--- Begin Data provided ---
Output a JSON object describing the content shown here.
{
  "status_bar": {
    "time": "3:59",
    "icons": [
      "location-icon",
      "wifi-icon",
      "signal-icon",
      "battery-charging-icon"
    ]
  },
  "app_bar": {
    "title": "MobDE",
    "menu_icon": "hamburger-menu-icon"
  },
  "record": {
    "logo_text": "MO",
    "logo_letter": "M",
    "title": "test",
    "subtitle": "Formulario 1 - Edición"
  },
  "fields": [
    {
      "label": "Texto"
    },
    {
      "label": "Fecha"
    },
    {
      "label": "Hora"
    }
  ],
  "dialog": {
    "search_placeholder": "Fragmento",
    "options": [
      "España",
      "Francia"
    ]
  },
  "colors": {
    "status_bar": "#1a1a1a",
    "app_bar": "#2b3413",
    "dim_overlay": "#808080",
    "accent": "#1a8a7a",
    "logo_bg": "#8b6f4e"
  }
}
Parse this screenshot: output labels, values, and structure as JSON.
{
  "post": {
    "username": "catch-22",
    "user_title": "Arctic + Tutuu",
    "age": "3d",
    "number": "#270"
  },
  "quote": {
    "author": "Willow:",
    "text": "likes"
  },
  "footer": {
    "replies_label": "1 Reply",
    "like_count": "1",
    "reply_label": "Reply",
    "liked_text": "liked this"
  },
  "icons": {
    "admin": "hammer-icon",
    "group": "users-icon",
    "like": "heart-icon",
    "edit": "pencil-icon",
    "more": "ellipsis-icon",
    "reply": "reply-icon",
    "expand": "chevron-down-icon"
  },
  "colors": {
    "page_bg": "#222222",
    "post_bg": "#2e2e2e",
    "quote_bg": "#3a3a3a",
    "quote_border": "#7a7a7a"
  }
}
--- End Data provided ---
Requirement :: Report every line in the data above in which the word "this" appears.

Task output ::
Parse this screenshot: output labels, values, and structure as JSON.
    "liked_text": "liked this"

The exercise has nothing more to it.